> **PROBLEMS AND TASKS**
A. In the article below about the Energy East pipeline, what timeline had Stephen Harper set for National Energy Board regulatory review of pipelines?
B. In the article below about the Energy East pipeline, rewrite the paragraph beginning "Now that I've been away" more briefly, keeping its main facts.

> **SELECTED TEXT**

————

We’ve Been Busy Creating Victories… (and I almost missed them)

When I left Toronto in November 2015 I was feeling down. During the preceding months I’d been spending much of my time working on Toronto350.org’s community health and administration, and after an internal group conflict over the summer I was feeling emotionally beat. I wrote an article about how I’d realized my travels in Europe had become a “quest for hope”, although I never got around to publishing it. I was drained, tired, and losing hope.

Now that I’ve been away for a few months I’ve been able to step back a little and focus on the things we have accomplished. I had been working in amongst the trees, yet had lost sight of the forest. My last article focused on the successes of the Fossil Fuel Divestment campaign, and as I was writing it I came across some more exciting news: the National Energy Board (NEB) had just ordered TransCanada to re-file its application for the Energy East tar sands pipeline!

Why is this big news? Canada’s 10-year-oily-dictator Stephen Harper had attempted to streamline the NEB pipeline ‘regulatory’ (cough, approval) process. Harper had set an 18-month timeline for NEB regulatory review for pipelines. Since TransCanada (the oil pipeline company) first submitted their application 15 months ago this should have meant that the NEB ‘needed’ to make their decision by May 2016.

————

> **INPUT DATA**
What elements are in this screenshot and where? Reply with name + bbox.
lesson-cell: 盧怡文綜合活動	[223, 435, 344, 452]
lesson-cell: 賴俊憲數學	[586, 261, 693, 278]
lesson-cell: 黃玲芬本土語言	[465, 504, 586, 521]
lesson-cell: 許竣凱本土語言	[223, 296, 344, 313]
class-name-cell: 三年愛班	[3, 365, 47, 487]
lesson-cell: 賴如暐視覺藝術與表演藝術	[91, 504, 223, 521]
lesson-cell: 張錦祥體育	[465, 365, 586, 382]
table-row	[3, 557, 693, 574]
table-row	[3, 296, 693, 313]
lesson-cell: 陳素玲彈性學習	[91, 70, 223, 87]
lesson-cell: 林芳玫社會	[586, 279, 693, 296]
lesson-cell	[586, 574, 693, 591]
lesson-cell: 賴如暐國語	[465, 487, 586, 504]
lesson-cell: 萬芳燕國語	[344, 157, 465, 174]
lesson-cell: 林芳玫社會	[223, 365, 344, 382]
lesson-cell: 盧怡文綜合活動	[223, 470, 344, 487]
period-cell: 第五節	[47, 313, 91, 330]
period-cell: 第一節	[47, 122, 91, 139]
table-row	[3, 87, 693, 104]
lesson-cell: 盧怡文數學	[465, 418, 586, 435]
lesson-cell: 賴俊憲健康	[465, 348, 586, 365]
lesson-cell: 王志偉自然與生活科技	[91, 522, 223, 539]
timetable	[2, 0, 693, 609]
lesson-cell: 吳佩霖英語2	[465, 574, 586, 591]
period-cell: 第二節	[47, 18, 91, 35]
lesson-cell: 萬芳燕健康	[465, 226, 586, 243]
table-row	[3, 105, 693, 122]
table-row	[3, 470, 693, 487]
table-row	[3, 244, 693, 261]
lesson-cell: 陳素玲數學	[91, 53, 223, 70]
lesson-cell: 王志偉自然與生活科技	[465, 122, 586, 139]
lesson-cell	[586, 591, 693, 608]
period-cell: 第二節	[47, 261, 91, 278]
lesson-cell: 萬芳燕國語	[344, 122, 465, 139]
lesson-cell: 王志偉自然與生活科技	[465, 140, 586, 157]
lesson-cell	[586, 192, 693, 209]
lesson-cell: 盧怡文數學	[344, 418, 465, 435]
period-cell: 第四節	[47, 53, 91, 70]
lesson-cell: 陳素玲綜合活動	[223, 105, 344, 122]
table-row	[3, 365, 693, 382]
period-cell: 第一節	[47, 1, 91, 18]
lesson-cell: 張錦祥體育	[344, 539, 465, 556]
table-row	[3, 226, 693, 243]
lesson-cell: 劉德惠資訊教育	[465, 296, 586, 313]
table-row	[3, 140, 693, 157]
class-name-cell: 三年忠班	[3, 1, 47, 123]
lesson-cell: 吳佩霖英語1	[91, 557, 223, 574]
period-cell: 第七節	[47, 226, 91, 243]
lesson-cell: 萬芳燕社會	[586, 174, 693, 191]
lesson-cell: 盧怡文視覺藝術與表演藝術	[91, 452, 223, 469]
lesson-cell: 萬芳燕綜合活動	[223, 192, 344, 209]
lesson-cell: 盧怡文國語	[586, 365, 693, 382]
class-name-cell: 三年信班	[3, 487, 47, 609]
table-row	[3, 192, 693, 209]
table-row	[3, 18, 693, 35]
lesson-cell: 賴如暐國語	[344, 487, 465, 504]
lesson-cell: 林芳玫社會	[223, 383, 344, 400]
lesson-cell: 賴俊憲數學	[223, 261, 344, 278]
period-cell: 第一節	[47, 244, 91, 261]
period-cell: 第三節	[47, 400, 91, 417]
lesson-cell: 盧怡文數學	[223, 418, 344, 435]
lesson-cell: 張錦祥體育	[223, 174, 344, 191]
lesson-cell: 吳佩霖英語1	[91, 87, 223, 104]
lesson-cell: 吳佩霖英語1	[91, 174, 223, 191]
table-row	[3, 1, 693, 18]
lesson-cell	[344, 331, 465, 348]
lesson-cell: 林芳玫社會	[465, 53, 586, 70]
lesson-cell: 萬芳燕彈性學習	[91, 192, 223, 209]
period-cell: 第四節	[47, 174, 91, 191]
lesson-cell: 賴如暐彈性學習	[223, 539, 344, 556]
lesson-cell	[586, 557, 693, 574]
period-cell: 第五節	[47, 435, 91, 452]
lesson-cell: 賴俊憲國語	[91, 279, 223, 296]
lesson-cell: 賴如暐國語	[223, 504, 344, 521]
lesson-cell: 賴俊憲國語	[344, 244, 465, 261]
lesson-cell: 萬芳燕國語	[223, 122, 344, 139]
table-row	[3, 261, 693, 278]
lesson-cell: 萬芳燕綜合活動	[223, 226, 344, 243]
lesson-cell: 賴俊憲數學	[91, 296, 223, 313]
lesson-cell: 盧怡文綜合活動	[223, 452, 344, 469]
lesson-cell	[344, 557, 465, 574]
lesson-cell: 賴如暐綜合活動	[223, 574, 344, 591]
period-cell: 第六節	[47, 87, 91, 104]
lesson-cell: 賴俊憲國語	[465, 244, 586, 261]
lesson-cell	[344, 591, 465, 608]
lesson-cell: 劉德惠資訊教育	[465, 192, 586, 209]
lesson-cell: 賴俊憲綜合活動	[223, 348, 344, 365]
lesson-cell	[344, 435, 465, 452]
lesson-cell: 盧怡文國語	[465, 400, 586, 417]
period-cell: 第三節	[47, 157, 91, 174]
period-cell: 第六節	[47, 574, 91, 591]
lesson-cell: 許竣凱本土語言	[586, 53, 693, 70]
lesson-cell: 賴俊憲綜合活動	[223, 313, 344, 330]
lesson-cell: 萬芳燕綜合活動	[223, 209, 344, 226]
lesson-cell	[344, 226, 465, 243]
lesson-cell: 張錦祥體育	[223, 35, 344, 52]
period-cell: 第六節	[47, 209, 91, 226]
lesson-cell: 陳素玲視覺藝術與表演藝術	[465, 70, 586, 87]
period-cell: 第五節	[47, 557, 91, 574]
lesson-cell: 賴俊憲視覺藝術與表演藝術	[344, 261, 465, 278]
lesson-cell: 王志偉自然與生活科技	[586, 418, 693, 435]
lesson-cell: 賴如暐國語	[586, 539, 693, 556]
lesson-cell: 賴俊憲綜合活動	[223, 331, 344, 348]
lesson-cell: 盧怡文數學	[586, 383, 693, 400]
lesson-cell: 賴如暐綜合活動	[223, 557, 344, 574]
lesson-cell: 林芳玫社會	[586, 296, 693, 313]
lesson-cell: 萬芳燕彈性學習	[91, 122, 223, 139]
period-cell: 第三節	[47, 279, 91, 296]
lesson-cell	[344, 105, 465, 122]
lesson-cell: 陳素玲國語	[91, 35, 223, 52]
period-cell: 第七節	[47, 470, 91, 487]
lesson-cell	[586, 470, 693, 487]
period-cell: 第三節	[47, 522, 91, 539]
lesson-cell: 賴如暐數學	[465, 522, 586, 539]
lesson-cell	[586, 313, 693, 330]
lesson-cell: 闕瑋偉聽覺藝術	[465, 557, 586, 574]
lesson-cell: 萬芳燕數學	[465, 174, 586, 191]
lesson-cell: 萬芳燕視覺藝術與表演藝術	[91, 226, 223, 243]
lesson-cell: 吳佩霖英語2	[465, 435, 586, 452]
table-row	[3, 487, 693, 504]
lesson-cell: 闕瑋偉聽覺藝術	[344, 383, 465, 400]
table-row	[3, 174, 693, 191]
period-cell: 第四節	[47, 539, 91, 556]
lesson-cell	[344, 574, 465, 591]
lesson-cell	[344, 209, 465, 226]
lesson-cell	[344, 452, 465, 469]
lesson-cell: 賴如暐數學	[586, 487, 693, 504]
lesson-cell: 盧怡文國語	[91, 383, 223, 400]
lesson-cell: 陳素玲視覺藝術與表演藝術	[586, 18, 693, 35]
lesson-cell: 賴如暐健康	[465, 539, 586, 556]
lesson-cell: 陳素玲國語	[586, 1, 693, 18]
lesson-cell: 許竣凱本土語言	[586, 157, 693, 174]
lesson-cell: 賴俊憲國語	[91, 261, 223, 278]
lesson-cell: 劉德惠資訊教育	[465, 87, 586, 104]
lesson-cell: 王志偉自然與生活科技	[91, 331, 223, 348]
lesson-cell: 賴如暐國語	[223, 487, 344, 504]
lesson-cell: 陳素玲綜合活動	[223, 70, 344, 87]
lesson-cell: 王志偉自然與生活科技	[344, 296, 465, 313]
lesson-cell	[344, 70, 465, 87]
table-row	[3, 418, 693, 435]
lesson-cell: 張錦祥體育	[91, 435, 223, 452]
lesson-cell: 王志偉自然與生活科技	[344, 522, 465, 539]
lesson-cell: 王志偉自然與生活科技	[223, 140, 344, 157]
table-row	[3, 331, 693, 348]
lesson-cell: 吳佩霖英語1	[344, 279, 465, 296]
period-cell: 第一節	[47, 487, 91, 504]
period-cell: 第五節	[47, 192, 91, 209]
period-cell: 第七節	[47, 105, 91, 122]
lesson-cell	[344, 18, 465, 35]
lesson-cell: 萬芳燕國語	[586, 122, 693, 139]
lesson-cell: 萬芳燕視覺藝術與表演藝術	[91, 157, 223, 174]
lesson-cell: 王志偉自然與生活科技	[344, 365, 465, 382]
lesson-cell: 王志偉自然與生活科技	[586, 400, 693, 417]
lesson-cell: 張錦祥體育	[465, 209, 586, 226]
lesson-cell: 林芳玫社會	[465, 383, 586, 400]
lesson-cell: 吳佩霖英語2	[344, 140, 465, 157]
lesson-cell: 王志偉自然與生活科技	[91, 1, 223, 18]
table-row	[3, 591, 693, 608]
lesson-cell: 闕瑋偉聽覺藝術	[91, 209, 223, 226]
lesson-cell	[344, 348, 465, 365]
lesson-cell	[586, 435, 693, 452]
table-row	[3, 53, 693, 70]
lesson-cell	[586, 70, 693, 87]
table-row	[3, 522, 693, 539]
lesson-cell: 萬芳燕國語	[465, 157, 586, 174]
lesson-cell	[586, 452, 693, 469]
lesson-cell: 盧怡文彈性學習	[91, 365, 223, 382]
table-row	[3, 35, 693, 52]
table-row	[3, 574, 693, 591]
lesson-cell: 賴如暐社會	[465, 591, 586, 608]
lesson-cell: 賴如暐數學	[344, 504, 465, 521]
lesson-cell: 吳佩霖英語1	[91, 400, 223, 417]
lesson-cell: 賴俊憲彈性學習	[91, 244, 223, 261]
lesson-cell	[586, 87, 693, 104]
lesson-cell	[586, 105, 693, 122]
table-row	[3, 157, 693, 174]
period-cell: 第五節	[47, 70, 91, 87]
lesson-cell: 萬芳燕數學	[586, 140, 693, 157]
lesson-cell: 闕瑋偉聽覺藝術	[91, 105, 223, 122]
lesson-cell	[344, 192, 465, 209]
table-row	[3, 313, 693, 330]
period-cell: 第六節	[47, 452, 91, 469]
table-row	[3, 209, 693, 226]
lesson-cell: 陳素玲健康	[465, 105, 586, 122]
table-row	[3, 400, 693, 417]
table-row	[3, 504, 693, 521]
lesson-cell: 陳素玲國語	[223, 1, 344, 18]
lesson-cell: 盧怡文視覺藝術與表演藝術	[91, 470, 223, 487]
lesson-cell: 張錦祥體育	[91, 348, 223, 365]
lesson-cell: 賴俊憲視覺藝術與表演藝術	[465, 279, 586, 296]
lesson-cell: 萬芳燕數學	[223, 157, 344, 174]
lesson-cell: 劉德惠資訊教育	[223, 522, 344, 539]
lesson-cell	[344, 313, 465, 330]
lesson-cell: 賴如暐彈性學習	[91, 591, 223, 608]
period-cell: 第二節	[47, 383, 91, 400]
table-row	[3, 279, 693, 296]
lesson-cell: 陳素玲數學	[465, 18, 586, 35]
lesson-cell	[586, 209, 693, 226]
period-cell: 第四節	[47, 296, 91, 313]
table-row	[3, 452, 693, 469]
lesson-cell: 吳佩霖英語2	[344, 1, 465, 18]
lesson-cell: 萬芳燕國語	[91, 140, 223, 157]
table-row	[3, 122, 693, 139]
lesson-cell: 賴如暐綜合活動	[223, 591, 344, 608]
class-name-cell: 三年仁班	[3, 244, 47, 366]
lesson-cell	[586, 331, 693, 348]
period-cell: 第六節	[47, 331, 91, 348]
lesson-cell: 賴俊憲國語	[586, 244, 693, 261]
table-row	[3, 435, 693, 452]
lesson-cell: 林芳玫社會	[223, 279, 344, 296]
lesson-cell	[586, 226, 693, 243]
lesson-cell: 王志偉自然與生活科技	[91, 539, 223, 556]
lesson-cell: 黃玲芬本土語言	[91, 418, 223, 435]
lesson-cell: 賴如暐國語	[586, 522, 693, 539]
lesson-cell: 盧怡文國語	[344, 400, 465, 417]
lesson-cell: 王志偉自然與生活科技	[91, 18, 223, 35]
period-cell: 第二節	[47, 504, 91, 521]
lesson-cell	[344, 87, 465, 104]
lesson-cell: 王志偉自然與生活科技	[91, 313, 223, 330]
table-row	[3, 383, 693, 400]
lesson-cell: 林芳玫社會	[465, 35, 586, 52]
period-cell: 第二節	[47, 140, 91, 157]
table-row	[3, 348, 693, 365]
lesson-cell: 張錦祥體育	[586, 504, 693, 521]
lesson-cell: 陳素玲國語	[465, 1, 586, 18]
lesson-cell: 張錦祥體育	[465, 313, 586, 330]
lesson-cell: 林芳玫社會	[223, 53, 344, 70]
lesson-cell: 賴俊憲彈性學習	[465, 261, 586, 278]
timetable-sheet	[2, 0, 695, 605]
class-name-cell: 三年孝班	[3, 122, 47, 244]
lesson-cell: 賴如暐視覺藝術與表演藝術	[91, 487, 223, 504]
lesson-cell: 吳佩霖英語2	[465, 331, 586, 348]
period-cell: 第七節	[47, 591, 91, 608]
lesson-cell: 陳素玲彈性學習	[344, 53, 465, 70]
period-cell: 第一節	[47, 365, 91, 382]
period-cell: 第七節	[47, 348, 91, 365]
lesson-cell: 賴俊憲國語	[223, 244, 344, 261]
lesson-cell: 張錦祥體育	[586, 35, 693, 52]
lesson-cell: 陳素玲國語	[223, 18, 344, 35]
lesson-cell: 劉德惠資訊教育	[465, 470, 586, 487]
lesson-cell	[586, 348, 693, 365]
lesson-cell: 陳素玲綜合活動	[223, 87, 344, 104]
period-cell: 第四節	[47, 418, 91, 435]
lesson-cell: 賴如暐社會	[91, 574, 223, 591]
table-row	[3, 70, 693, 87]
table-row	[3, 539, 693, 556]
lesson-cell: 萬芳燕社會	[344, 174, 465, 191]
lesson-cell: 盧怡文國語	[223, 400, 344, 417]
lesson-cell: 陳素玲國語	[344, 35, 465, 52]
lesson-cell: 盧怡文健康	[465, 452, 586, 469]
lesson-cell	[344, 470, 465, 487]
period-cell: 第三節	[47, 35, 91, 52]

————

> **SET OF ANSWERS**
A. An 18-month timeline.

B. A few months away have let me step back and see what we have accomplished, after losing sight of the forest for the trees. While writing my last article, on the Fossil Fuel Divestment campaign's successes, I learned that the National Energy Board had ordered TransCanada to re-file its application for the Energy East tar sands pipeline.